§ EXERCISE DESCRIPTION
Write out the entries verbatim and leave the images out of the copy.

§ INPUT MATERIAL
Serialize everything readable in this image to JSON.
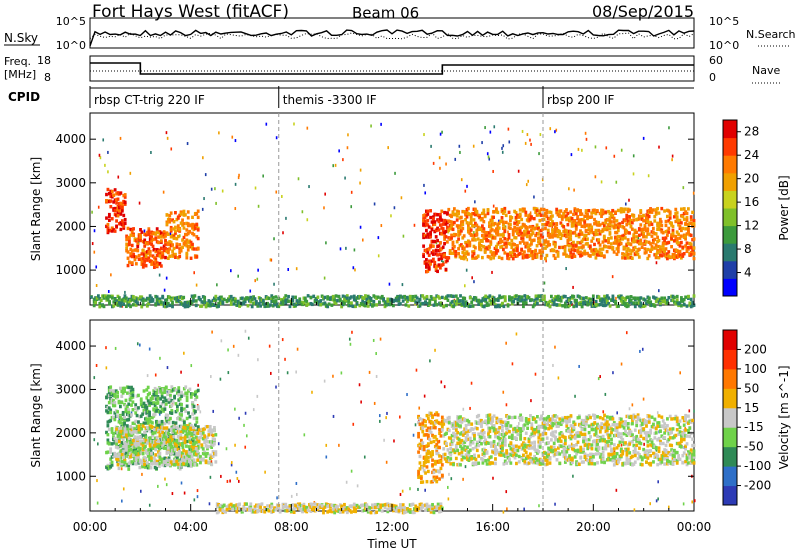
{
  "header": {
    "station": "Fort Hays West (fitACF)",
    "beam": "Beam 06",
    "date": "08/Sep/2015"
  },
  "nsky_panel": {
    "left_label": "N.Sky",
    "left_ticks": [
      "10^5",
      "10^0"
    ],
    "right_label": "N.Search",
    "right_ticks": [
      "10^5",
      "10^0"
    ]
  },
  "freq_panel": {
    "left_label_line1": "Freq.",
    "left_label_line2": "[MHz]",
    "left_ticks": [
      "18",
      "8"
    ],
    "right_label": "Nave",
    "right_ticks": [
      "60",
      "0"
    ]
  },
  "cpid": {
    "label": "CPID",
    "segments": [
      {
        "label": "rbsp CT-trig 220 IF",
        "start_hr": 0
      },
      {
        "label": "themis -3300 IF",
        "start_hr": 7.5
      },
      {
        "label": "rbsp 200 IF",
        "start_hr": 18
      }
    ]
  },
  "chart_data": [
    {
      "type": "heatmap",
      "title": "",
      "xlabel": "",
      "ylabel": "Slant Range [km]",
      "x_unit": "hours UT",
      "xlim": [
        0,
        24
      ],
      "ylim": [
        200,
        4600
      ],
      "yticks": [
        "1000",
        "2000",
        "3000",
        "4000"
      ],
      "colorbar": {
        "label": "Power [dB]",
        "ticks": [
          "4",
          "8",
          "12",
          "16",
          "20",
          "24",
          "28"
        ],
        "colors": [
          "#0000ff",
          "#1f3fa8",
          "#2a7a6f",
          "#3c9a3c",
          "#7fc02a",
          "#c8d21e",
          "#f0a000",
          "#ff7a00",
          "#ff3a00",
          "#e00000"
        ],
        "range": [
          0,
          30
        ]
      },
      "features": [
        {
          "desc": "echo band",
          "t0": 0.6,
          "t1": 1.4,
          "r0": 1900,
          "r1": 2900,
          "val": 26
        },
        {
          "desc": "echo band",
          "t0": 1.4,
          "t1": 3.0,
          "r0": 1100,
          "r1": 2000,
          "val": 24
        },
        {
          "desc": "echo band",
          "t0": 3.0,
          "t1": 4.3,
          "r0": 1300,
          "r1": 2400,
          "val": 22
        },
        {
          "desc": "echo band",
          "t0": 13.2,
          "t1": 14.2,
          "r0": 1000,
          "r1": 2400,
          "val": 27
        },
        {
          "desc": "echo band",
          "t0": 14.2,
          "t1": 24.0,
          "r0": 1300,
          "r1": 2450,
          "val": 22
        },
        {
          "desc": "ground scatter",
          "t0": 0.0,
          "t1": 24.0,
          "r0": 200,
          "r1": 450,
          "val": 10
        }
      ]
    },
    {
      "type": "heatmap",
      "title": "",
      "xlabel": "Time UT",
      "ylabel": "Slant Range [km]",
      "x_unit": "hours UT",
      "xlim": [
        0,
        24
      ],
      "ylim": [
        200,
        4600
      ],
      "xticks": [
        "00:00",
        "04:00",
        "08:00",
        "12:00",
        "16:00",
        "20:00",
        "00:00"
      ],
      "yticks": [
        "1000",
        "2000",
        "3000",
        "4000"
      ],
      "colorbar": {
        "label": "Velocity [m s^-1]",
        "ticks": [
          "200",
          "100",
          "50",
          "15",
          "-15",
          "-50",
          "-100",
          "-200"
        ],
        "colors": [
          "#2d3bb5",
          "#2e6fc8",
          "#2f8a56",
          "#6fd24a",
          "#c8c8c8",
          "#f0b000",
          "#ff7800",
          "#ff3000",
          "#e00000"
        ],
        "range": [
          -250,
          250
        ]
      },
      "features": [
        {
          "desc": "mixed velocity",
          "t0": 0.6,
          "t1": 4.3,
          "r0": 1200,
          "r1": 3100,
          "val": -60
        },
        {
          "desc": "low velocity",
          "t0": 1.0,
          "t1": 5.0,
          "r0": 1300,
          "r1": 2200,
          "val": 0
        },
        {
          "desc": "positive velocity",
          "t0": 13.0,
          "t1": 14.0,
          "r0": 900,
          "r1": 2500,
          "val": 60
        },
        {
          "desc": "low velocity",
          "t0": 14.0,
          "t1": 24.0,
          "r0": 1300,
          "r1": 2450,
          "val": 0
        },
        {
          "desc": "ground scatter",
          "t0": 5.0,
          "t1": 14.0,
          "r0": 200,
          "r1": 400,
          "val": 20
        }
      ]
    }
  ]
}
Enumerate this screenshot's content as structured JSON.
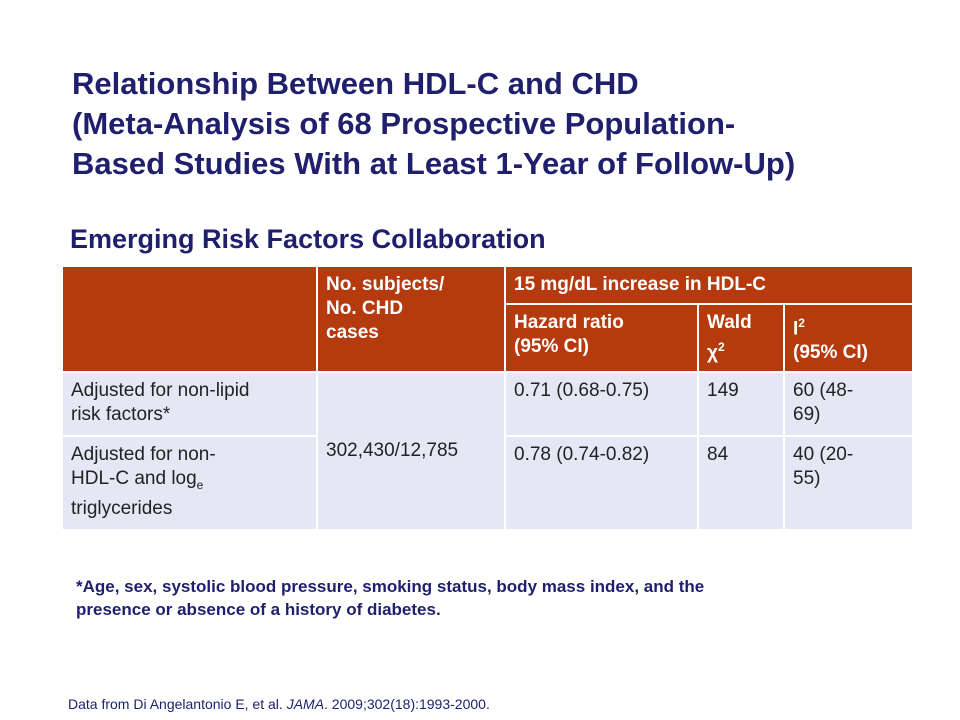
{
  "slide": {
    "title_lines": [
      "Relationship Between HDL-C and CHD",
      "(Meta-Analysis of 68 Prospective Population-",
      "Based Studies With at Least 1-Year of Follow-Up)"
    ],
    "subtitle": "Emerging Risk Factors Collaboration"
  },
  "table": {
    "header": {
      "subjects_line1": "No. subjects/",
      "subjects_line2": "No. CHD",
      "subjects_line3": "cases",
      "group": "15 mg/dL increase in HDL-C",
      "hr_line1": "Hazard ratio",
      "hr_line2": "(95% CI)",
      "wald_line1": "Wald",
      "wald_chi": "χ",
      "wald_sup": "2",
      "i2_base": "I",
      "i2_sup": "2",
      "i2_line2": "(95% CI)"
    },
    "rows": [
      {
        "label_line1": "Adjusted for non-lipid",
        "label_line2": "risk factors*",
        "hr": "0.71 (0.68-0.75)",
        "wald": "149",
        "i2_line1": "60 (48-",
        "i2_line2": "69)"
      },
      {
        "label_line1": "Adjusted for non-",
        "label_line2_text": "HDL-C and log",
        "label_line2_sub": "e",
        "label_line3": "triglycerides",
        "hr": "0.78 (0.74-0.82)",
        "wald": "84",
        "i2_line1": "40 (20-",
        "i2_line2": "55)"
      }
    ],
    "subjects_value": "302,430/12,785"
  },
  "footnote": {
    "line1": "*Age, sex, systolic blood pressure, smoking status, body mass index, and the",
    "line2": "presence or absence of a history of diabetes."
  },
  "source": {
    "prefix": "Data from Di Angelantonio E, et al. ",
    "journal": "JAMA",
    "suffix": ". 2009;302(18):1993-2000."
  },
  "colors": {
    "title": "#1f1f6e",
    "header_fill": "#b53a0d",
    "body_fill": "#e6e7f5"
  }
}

§ SOLUTION
Serialize everything readable in this image to JSON.
{
  "header": {
    "station": "Fort Hays West (fitACF)",
    "beam": "Beam 06",
    "date": "08/Sep/2015"
  },
  "nsky_panel": {
    "left_label": "N.Sky",
    "left_ticks": [
      "10^5",
      "10^0"
    ],
    "right_label": "N.Search",
    "right_ticks": [
      "10^5",
      "10^0"
    ]
  },
  "freq_panel": {
    "left_label_line1": "Freq.",
    "left_label_line2": "[MHz]",
    "left_ticks": [
      "18",
      "8"
    ],
    "right_label": "Nave",
    "right_ticks": [
      "60",
      "0"
    ]
  },
  "cpid": {
    "label": "CPID",
    "segments": [
      {
        "label": "rbsp CT-trig 220 IF",
        "start_hr": 0
      },
      {
        "label": "themis -3300 IF",
        "start_hr": 7.5
      },
      {
        "label": "rbsp 200 IF",
        "start_hr": 18
      }
    ]
  },
  "chart_data": [
    {
      "type": "heatmap",
      "title": "",
      "xlabel": "",
      "ylabel": "Slant Range [km]",
      "x_unit": "hours UT",
      "xlim": [
        0,
        24
      ],
      "ylim": [
        200,
        4600
      ],
      "yticks": [
        "1000",
        "2000",
        "3000",
        "4000"
      ],
      "colorbar": {
        "label": "Power [dB]",
        "ticks": [
          "4",
          "8",
          "12",
          "16",
          "20",
          "24",
          "28"
        ],
        "colors": [
          "#0000ff",
          "#1f3fa8",
          "#2a7a6f",
          "#3c9a3c",
          "#7fc02a",
          "#c8d21e",
          "#f0a000",
          "#ff7a00",
          "#ff3a00",
          "#e00000"
        ],
        "range": [
          0,
          30
        ]
      },
      "features": [
        {
          "desc": "echo band",
          "t0": 0.6,
          "t1": 1.4,
          "r0": 1900,
          "r1": 2900,
          "val": 26
        },
        {
          "desc": "echo band",
          "t0": 1.4,
          "t1": 3.0,
          "r0": 1100,
          "r1": 2000,
          "val": 24
        },
        {
          "desc": "echo band",
          "t0": 3.0,
          "t1": 4.3,
          "r0": 1300,
          "r1": 2400,
          "val": 22
        },
        {
          "desc": "echo band",
          "t0": 13.2,
          "t1": 14.2,
          "r0": 1000,
          "r1": 2400,
          "val": 27
        },
        {
          "desc": "echo band",
          "t0": 14.2,
          "t1": 24.0,
          "r0": 1300,
          "r1": 2450,
          "val": 22
        },
        {
          "desc": "ground scatter",
          "t0": 0.0,
          "t1": 24.0,
          "r0": 200,
          "r1": 450,
          "val": 10
        }
      ]
    },
    {
      "type": "heatmap",
      "title": "",
      "xlabel": "Time UT",
      "ylabel": "Slant Range [km]",
      "x_unit": "hours UT",
      "xlim": [
        0,
        24
      ],
      "ylim": [
        200,
        4600
      ],
      "xticks": [
        "00:00",
        "04:00",
        "08:00",
        "12:00",
        "16:00",
        "20:00",
        "00:00"
      ],
      "yticks": [
        "1000",
        "2000",
        "3000",
        "4000"
      ],
      "colorbar": {
        "label": "Velocity [m s^-1]",
        "ticks": [
          "200",
          "100",
          "50",
          "15",
          "-15",
          "-50",
          "-100",
          "-200"
        ],
        "colors": [
          "#2d3bb5",
          "#2e6fc8",
          "#2f8a56",
          "#6fd24a",
          "#c8c8c8",
          "#f0b000",
          "#ff7800",
          "#ff3000",
          "#e00000"
        ],
        "range": [
          -250,
          250
        ]
      },
      "features": [
        {
          "desc": "mixed velocity",
          "t0": 0.6,
          "t1": 4.3,
          "r0": 1200,
          "r1": 3100,
          "val": -60
        },
        {
          "desc": "low velocity",
          "t0": 1.0,
          "t1": 5.0,
          "r0": 1300,
          "r1": 2200,
          "val": 0
        },
        {
          "desc": "positive velocity",
          "t0": 13.0,
          "t1": 14.0,
          "r0": 900,
          "r1": 2500,
          "val": 60
        },
        {
          "desc": "low velocity",
          "t0": 14.0,
          "t1": 24.0,
          "r0": 1300,
          "r1": 2450,
          "val": 0
        },
        {
          "desc": "ground scatter",
          "t0": 5.0,
          "t1": 14.0,
          "r0": 200,
          "r1": 400,
          "val": 20
        }
      ]
    }
  ]
}
Enumerate this screenshot's content as structured JSON.
{
  "slide": {
    "title_lines": [
      "Relationship Between HDL-C and CHD",
      "(Meta-Analysis of 68 Prospective Population-",
      "Based Studies With at Least 1-Year of Follow-Up)"
    ],
    "subtitle": "Emerging Risk Factors Collaboration"
  },
  "table": {
    "header": {
      "subjects_line1": "No. subjects/",
      "subjects_line2": "No. CHD",
      "subjects_line3": "cases",
      "group": "15 mg/dL increase in HDL-C",
      "hr_line1": "Hazard ratio",
      "hr_line2": "(95% CI)",
      "wald_line1": "Wald",
      "wald_chi": "χ",
      "wald_sup": "2",
      "i2_base": "I",
      "i2_sup": "2",
      "i2_line2": "(95% CI)"
    },
    "rows": [
      {
        "label_line1": "Adjusted for non-lipid",
        "label_line2": "risk factors*",
        "hr": "0.71 (0.68-0.75)",
        "wald": "149",
        "i2_line1": "60 (48-",
        "i2_line2": "69)"
      },
      {
        "label_line1": "Adjusted for non-",
        "label_line2_text": "HDL-C and log",
        "label_line2_sub": "e",
        "label_line3": "triglycerides",
        "hr": "0.78 (0.74-0.82)",
        "wald": "84",
        "i2_line1": "40 (20-",
        "i2_line2": "55)"
      }
    ],
    "subjects_value": "302,430/12,785"
  },
  "footnote": {
    "line1": "*Age, sex, systolic blood pressure, smoking status, body mass index, and the",
    "line2": "presence or absence of a history of diabetes."
  },
  "source": {
    "prefix": "Data from Di Angelantonio E, et al. ",
    "journal": "JAMA",
    "suffix": ". 2009;302(18):1993-2000."
  },
  "colors": {
    "title": "#1f1f6e",
    "header_fill": "#b53a0d",
    "body_fill": "#e6e7f5"
  }
}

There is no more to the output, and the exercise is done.